— START Input records —

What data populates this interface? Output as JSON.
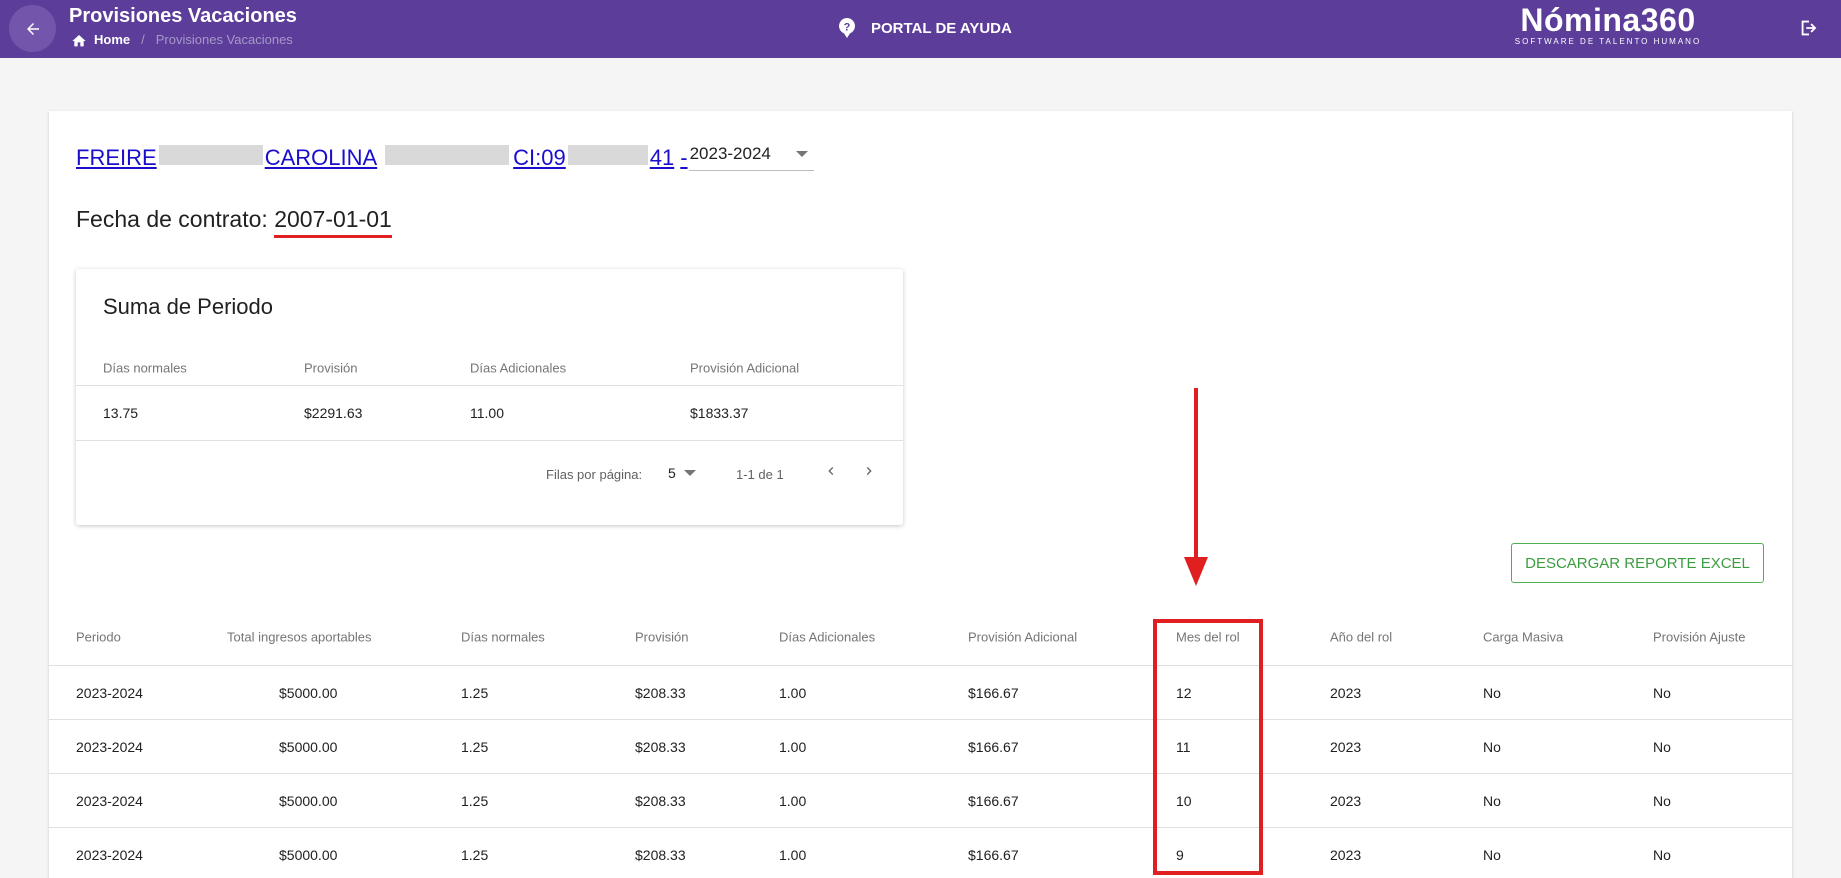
{
  "header": {
    "title": "Provisiones Vacaciones",
    "breadcrumb_home": "Home",
    "breadcrumb_sep": "/",
    "breadcrumb_current": "Provisiones Vacaciones",
    "help_label": "PORTAL DE AYUDA",
    "logo_main": "Nómina360",
    "logo_sub": "SOFTWARE DE TALENTO HUMANO",
    "bg_color": "#5c3d99"
  },
  "employee": {
    "last_name": "FREIRE",
    "first_name": "CAROLINA",
    "ci_prefix": "CI:09",
    "ci_suffix": "41",
    "dash": "-",
    "period_selected": "2023-2024"
  },
  "contract": {
    "label": "Fecha de contrato:",
    "date": "2007-01-01"
  },
  "summary": {
    "title": "Suma de Periodo",
    "columns": [
      "Días normales",
      "Provisión",
      "Días Adicionales",
      "Provisión Adicional"
    ],
    "row": [
      "13.75",
      "$2291.63",
      "11.00",
      "$1833.37"
    ],
    "rows_per_page_label": "Filas por página:",
    "rows_per_page_value": "5",
    "range": "1-1 de 1"
  },
  "excel_button": "DESCARGAR REPORTE EXCEL",
  "table": {
    "columns": [
      "Periodo",
      "Total ingresos aportables",
      "Días normales",
      "Provisión",
      "Días Adicionales",
      "Provisión Adicional",
      "Mes del rol",
      "Año del rol",
      "Carga Masiva",
      "Provisión Ajuste"
    ],
    "rows": [
      [
        "2023-2024",
        "$5000.00",
        "1.25",
        "$208.33",
        "1.00",
        "$166.67",
        "12",
        "2023",
        "No",
        "No"
      ],
      [
        "2023-2024",
        "$5000.00",
        "1.25",
        "$208.33",
        "1.00",
        "$166.67",
        "11",
        "2023",
        "No",
        "No"
      ],
      [
        "2023-2024",
        "$5000.00",
        "1.25",
        "$208.33",
        "1.00",
        "$166.67",
        "10",
        "2023",
        "No",
        "No"
      ],
      [
        "2023-2024",
        "$5000.00",
        "1.25",
        "$208.33",
        "1.00",
        "$166.67",
        "9",
        "2023",
        "No",
        "No"
      ]
    ]
  },
  "icons": {
    "back": "arrow-left-icon",
    "home": "home-icon",
    "help": "help-circle-icon",
    "logout": "logout-icon",
    "dropdown": "caret-down-icon",
    "prev": "chevron-left-icon",
    "next": "chevron-right-icon"
  },
  "colors": {
    "accent": "#5c3d99",
    "link": "#1a0dcc",
    "annotation": "#e02020",
    "excel": "#4caf50"
  }
}
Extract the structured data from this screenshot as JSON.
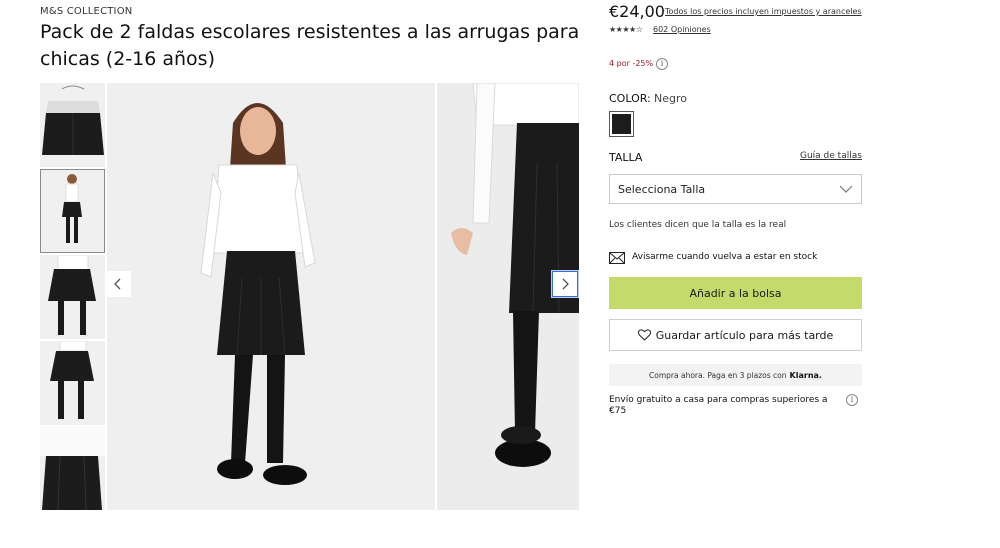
{
  "product": {
    "brand": "M&S COLLECTION",
    "title": "Pack de 2 faldas escolares resistentes a las arrugas para chicas (2-16 años)",
    "price": "€24,00",
    "tax_note": "Todos los precios incluyen impuestos y aranceles",
    "rating_stars": "★★★★☆",
    "rating_value": 4,
    "reviews": "602 Opiniones",
    "promo": "4 por -25%",
    "info_glyph": "i"
  },
  "color": {
    "label": "COLOR:",
    "value": "Negro",
    "swatch": "#1d1d1d"
  },
  "size": {
    "label": "TALLA",
    "guide": "Guía de tallas",
    "placeholder": "Selecciona Talla",
    "fit_note": "Los clientes dicen que la talla es la real"
  },
  "actions": {
    "notify": "Avisarme cuando vuelva a estar en stock",
    "add_to_bag": "Añadir a la bolsa",
    "save": "Guardar artículo para más tarde",
    "add_color": "#c4da6b"
  },
  "klarna": {
    "text": "Compra ahora. Paga en 3 plazos con",
    "brand": "Klarna."
  },
  "shipping": {
    "text": "Envío gratuito a casa para compras superiores a €75"
  },
  "icons": {
    "prev": "chevron-left-icon",
    "next": "chevron-right-icon",
    "dropdown": "chevron-down-icon",
    "notify": "envelope-icon",
    "save": "heart-icon",
    "info": "info-icon"
  }
}
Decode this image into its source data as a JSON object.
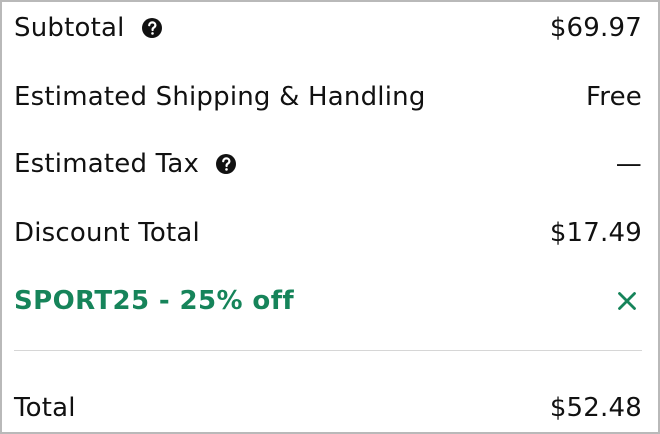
{
  "summary": {
    "subtotal": {
      "label": "Subtotal",
      "value": "$69.97",
      "help_icon": "question-circle-icon"
    },
    "shipping": {
      "label": "Estimated Shipping & Handling",
      "value": "Free"
    },
    "tax": {
      "label": "Estimated Tax",
      "value": "—",
      "help_icon": "question-circle-icon"
    },
    "discount": {
      "label": "Discount Total",
      "value": "$17.49"
    },
    "promo": {
      "label": "SPORT25 - 25% off",
      "remove_icon": "close-icon",
      "color": "#16845a"
    },
    "total": {
      "label": "Total",
      "value": "$52.48"
    }
  }
}
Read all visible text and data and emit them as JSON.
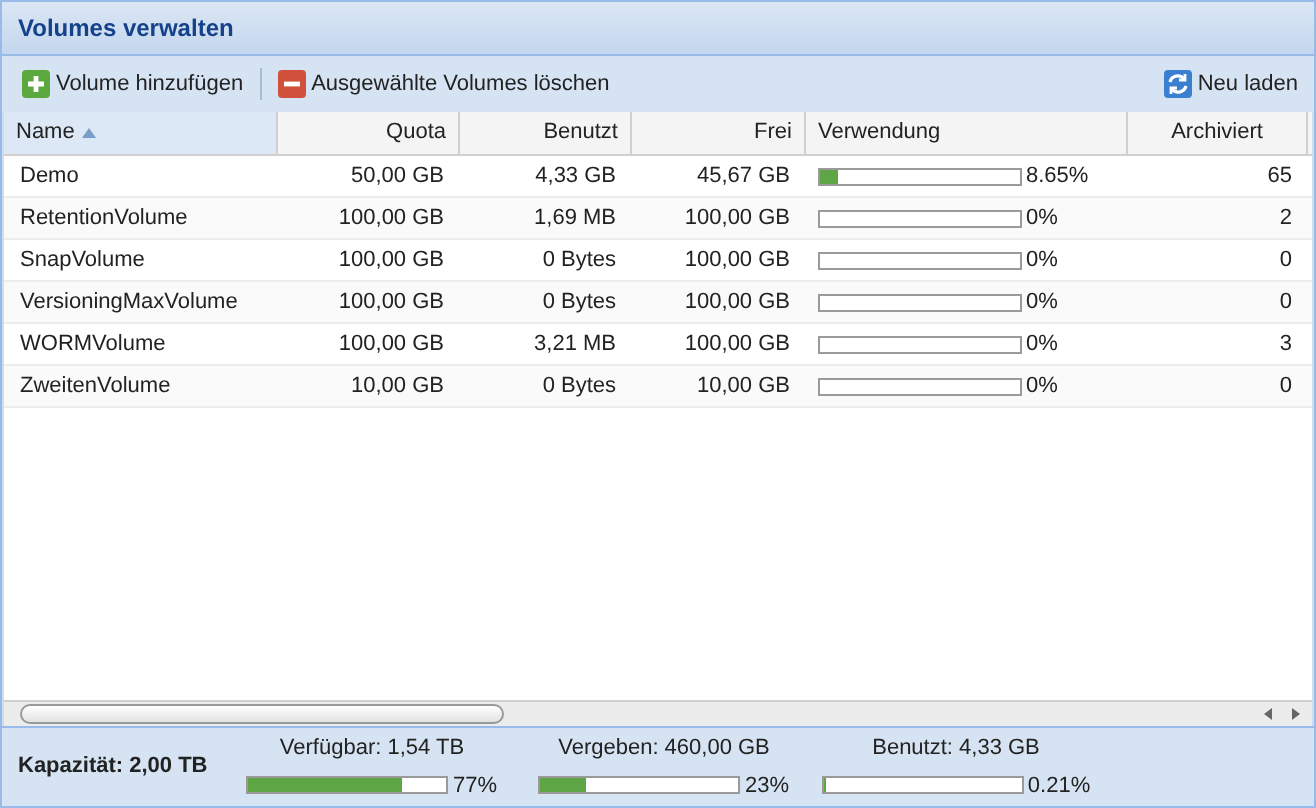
{
  "panel": {
    "title": "Volumes verwalten"
  },
  "toolbar": {
    "buttons": [
      {
        "kind": "add",
        "label": "Volume hinzufügen"
      },
      {
        "kind": "delete",
        "label": "Ausgewählte Volumes löschen"
      }
    ],
    "reload": {
      "label": "Neu laden"
    }
  },
  "table": {
    "columns": [
      {
        "label": "Name",
        "sorted": true
      },
      {
        "label": "Quota",
        "sorted": false
      },
      {
        "label": "Benutzt",
        "sorted": false
      },
      {
        "label": "Frei",
        "sorted": false
      },
      {
        "label": "Verwendung",
        "sorted": false
      },
      {
        "label": "Archiviert",
        "sorted": false
      }
    ],
    "rows": [
      {
        "name": "Demo",
        "quota": "50,00 GB",
        "used": "4,33 GB",
        "free": "45,67 GB",
        "level": 0.0865,
        "usage": "8.65%",
        "archived": "65"
      },
      {
        "name": "RetentionVolume",
        "quota": "100,00 GB",
        "used": "1,69 MB",
        "free": "100,00 GB",
        "usage": "0%",
        "archived": "2"
      },
      {
        "name": "SnapVolume",
        "quota": "100,00 GB",
        "used": "0 Bytes",
        "free": "100,00 GB",
        "usage": "0%",
        "archived": "0"
      },
      {
        "name": "VersioningMaxVolume",
        "quota": "100,00 GB",
        "used": "0 Bytes",
        "free": "100,00 GB",
        "usage": "0%",
        "archived": "0"
      },
      {
        "name": "WORMVolume",
        "quota": "100,00 GB",
        "used": "3,21 MB",
        "free": "100,00 GB",
        "usage": "0%",
        "archived": "3"
      },
      {
        "name": "ZweitenVolume",
        "quota": "10,00 GB",
        "used": "0 Bytes",
        "free": "10,00 GB",
        "usage": "0%",
        "archived": "0"
      }
    ]
  },
  "footer": {
    "capacity": "Kapazität: 2,00 TB",
    "meters": [
      {
        "label": "Verfügbar: 1,54 TB",
        "level": 0.77,
        "reading": "77%"
      },
      {
        "label": "Vergeben: 460,00 GB",
        "level": 0.23,
        "reading": "23%"
      },
      {
        "label": "Benutzt: 4,33 GB",
        "level": 0.0021,
        "reading": "0.21%"
      }
    ]
  }
}
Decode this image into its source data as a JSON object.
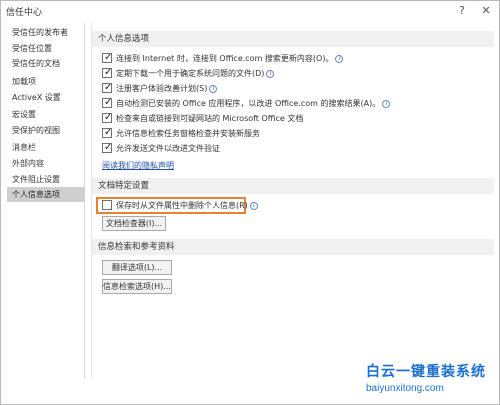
{
  "window": {
    "title": "信任中心",
    "help_glyph": "?",
    "close_glyph": "✕"
  },
  "sidebar": {
    "items": [
      {
        "label": "受信任的发布者"
      },
      {
        "label": "受信任位置"
      },
      {
        "label": "受信任的文档"
      },
      {
        "label": "加载项"
      },
      {
        "label": "ActiveX 设置"
      },
      {
        "label": "宏设置"
      },
      {
        "label": "受保护的视图"
      },
      {
        "label": "消息栏"
      },
      {
        "label": "外部内容"
      },
      {
        "label": "文件阻止设置"
      },
      {
        "label": "个人信息选项",
        "selected": true
      }
    ]
  },
  "personal": {
    "header": "个人信息选项",
    "options": [
      {
        "label": "连接到 Internet 时，连接到 Office.com 搜索更新内容(O)。",
        "checked": true,
        "info": true
      },
      {
        "label": "定期下载一个用于确定系统问题的文件(D)",
        "checked": true,
        "info": true
      },
      {
        "label": "注册客户体验改善计划(S)",
        "checked": true,
        "info": true
      },
      {
        "label": "自动检测已安装的 Office 应用程序，以改进 Office.com 的搜索结果(A)。",
        "checked": true,
        "info": true
      },
      {
        "label": "检查来自或链接到可疑网站的 Microsoft Office 文档",
        "checked": true,
        "info": false
      },
      {
        "label": "允许信息检索任务窗格检查并安装新服务",
        "checked": true,
        "info": false
      },
      {
        "label": "允许发送文件以改进文件验证",
        "checked": true,
        "info": false
      }
    ],
    "privacy_link": "阅读我们的隐私声明"
  },
  "document": {
    "header": "文档特定设置",
    "remove_info": {
      "label": "保存时从文件属性中删除个人信息(R)",
      "checked": false,
      "info": true
    },
    "inspector_button": "文档检查器(I)..."
  },
  "research": {
    "header": "信息检索和参考资料",
    "translation_button": "翻译选项(L)...",
    "research_button": "信息检索选项(H)..."
  },
  "watermark": {
    "logo": "白云一键重装系统",
    "url": "baiyunxitong.com"
  },
  "colors": {
    "highlight": "#e7822f",
    "link": "#1f4fa8",
    "watermark": "#1b6fd0",
    "selected": "#cfcfcf"
  }
}
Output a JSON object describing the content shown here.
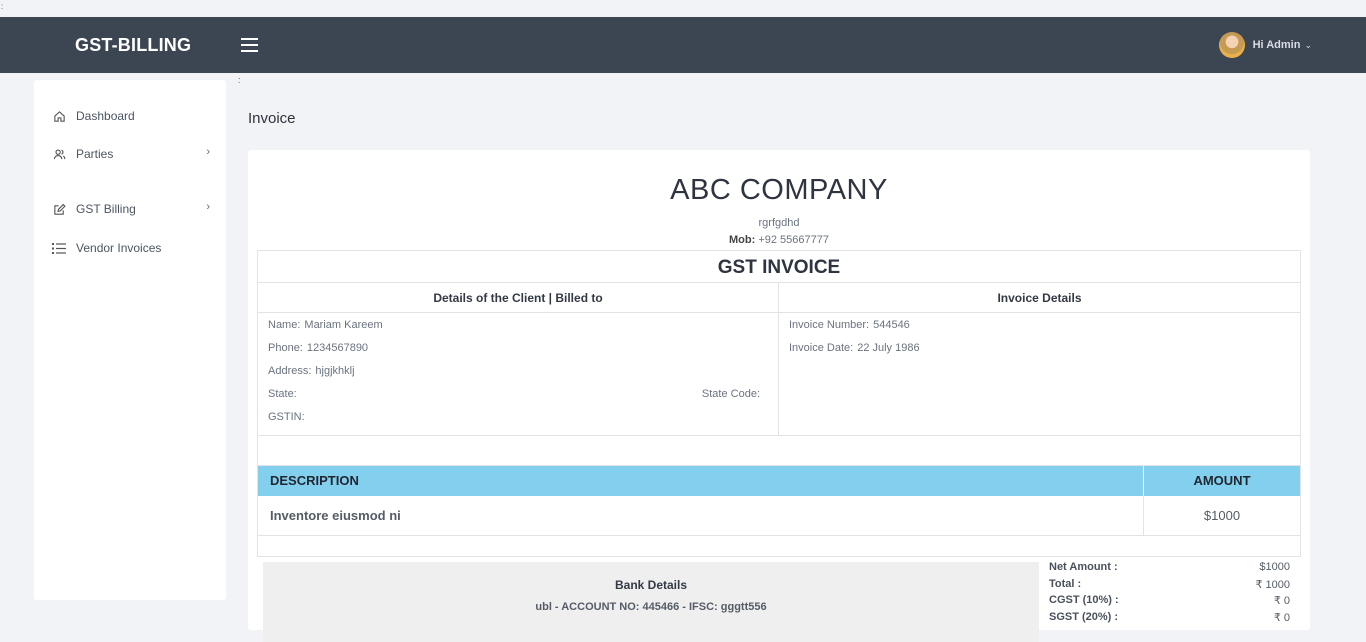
{
  "corner_mark": ":",
  "header": {
    "brand": "GST-BILLING",
    "greeting": "Hi Admin",
    "caret": "⌄"
  },
  "sidebar": {
    "items": [
      {
        "label": "Dashboard",
        "icon": "home-icon"
      },
      {
        "label": "Parties",
        "icon": "users-icon",
        "chevron": "›"
      },
      {
        "label": "GST Billing",
        "icon": "edit-icon",
        "chevron": "›"
      },
      {
        "label": "Vendor Invoices",
        "icon": "list-icon"
      }
    ]
  },
  "page": {
    "colon": ":",
    "title": "Invoice"
  },
  "invoice": {
    "company": "ABC COMPANY",
    "address": "rgrfgdhd",
    "mob_label": "Mob:",
    "mob_value": "+92 55667777",
    "doc_title": "GST INVOICE",
    "client_heading": "Details of the Client | Billed to",
    "invoice_heading": "Invoice Details",
    "client": {
      "name_label": "Name:",
      "name": "Mariam Kareem",
      "phone_label": "Phone:",
      "phone": "1234567890",
      "address_label": "Address:",
      "address": "hjgjkhklj",
      "state_label": "State:",
      "state": "",
      "state_code_label": "State Code:",
      "state_code": "",
      "gstin_label": "GSTIN:",
      "gstin": ""
    },
    "details": {
      "number_label": "Invoice Number:",
      "number": "544546",
      "date_label": "Invoice Date:",
      "date": "22 July 1986"
    },
    "table": {
      "headers": [
        "DESCRIPTION",
        "AMOUNT"
      ],
      "rows": [
        {
          "description": "Inventore eiusmod ni",
          "amount": "$1000"
        }
      ],
      "header_color": "#83cfee"
    },
    "bank": {
      "title": "Bank Details",
      "line": "ubl - ACCOUNT NO: 445466 - IFSC: gggtt556"
    },
    "totals": [
      {
        "label": "Net Amount :",
        "value": "$1000"
      },
      {
        "label": "Total :",
        "value": "₹ 1000"
      },
      {
        "label": "CGST (10%) :",
        "value": "₹ 0"
      },
      {
        "label": "SGST (20%) :",
        "value": "₹ 0"
      }
    ]
  }
}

— END Input records —

*Work required:* The answer should be a single number: the count of lines in the data that include the string "para".

*Answer to this exercise:* 3